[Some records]
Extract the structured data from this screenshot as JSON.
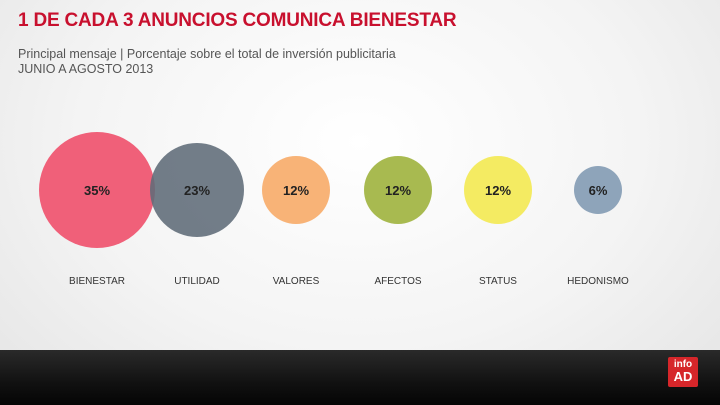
{
  "header": {
    "title": "1 DE CADA 3 ANUNCIOS COMUNICA BIENESTAR",
    "subtitle_line1": "Principal mensaje | Porcentaje sobre el total de inversión publicitaria",
    "subtitle_line2": "JUNIO A AGOSTO 2013"
  },
  "chart_data": {
    "type": "bubble",
    "title": "1 DE CADA 3 ANUNCIOS COMUNICA BIENESTAR",
    "categories": [
      "BIENESTAR",
      "UTILIDAD",
      "VALORES",
      "AFECTOS",
      "STATUS",
      "HEDONISMO"
    ],
    "values": [
      35,
      23,
      12,
      12,
      12,
      6
    ],
    "labels": [
      "35%",
      "23%",
      "12%",
      "12%",
      "12%",
      "6%"
    ],
    "unit": "%",
    "colors": [
      "#ef4b68",
      "#5f6b78",
      "#f7a964",
      "#9cb038",
      "#f2e84c",
      "#8098b2"
    ]
  },
  "logo": {
    "line1": "info",
    "line2": "AD"
  }
}
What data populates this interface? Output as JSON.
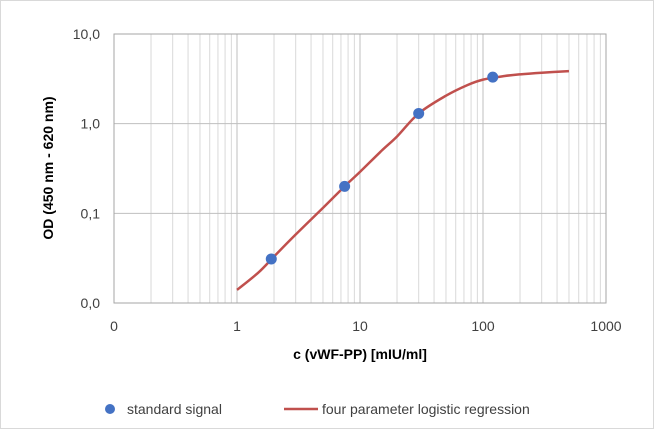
{
  "chart_data": {
    "type": "scatter",
    "xlabel": "c (vWF-PP) [mIU/ml]",
    "ylabel": "OD (450 nm - 620 nm)",
    "x_scale": "log",
    "y_scale": "log",
    "xlim": [
      0.1,
      1000
    ],
    "ylim": [
      0.01,
      10
    ],
    "x_tick_values": [
      0.1,
      1,
      10,
      100,
      1000
    ],
    "x_tick_labels": [
      "0",
      "1",
      "10",
      "100",
      "1000"
    ],
    "y_tick_values": [
      0.01,
      0.1,
      1,
      10
    ],
    "y_tick_labels": [
      "0,0",
      "0,1",
      "1,0",
      "10,0"
    ],
    "grid": true,
    "legend_position": "bottom",
    "series": [
      {
        "name": "standard signal",
        "kind": "scatter",
        "color": "#4472c4",
        "x": [
          1.9,
          7.5,
          30,
          120
        ],
        "y": [
          0.031,
          0.2,
          1.3,
          3.3
        ]
      },
      {
        "name": "four parameter logistic regression",
        "kind": "line",
        "color": "#c0504d",
        "x": [
          1,
          1.5,
          2,
          3,
          5,
          7.5,
          10,
          15,
          20,
          30,
          50,
          75,
          100,
          150,
          200,
          300,
          500
        ],
        "y": [
          0.014,
          0.022,
          0.033,
          0.058,
          0.115,
          0.2,
          0.29,
          0.5,
          0.72,
          1.3,
          2.05,
          2.7,
          3.1,
          3.4,
          3.55,
          3.7,
          3.85
        ]
      }
    ]
  }
}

▶ Work instructions: Print every entry above again without changing a word, and omit the pictures.

▶ Solution to this problem:
Extract the structured data from this screenshot as JSON.
{
  "header": {
    "title": "1 DE CADA 3 ANUNCIOS COMUNICA BIENESTAR",
    "subtitle_line1": "Principal mensaje | Porcentaje sobre el total de inversión publicitaria",
    "subtitle_line2": "JUNIO A AGOSTO 2013"
  },
  "chart_data": {
    "type": "bubble",
    "title": "1 DE CADA 3 ANUNCIOS COMUNICA BIENESTAR",
    "categories": [
      "BIENESTAR",
      "UTILIDAD",
      "VALORES",
      "AFECTOS",
      "STATUS",
      "HEDONISMO"
    ],
    "values": [
      35,
      23,
      12,
      12,
      12,
      6
    ],
    "labels": [
      "35%",
      "23%",
      "12%",
      "12%",
      "12%",
      "6%"
    ],
    "unit": "%",
    "colors": [
      "#ef4b68",
      "#5f6b78",
      "#f7a964",
      "#9cb038",
      "#f2e84c",
      "#8098b2"
    ]
  },
  "logo": {
    "line1": "info",
    "line2": "AD"
  }
}
What data populates this interface? Output as JSON.
{
  "chart_data": {
    "type": "scatter",
    "xlabel": "c (vWF-PP) [mIU/ml]",
    "ylabel": "OD (450 nm - 620 nm)",
    "x_scale": "log",
    "y_scale": "log",
    "xlim": [
      0.1,
      1000
    ],
    "ylim": [
      0.01,
      10
    ],
    "x_tick_values": [
      0.1,
      1,
      10,
      100,
      1000
    ],
    "x_tick_labels": [
      "0",
      "1",
      "10",
      "100",
      "1000"
    ],
    "y_tick_values": [
      0.01,
      0.1,
      1,
      10
    ],
    "y_tick_labels": [
      "0,0",
      "0,1",
      "1,0",
      "10,0"
    ],
    "grid": true,
    "legend_position": "bottom",
    "series": [
      {
        "name": "standard signal",
        "kind": "scatter",
        "color": "#4472c4",
        "x": [
          1.9,
          7.5,
          30,
          120
        ],
        "y": [
          0.031,
          0.2,
          1.3,
          3.3
        ]
      },
      {
        "name": "four parameter logistic regression",
        "kind": "line",
        "color": "#c0504d",
        "x": [
          1,
          1.5,
          2,
          3,
          5,
          7.5,
          10,
          15,
          20,
          30,
          50,
          75,
          100,
          150,
          200,
          300,
          500
        ],
        "y": [
          0.014,
          0.022,
          0.033,
          0.058,
          0.115,
          0.2,
          0.29,
          0.5,
          0.72,
          1.3,
          2.05,
          2.7,
          3.1,
          3.4,
          3.55,
          3.7,
          3.85
        ]
      }
    ]
  }
}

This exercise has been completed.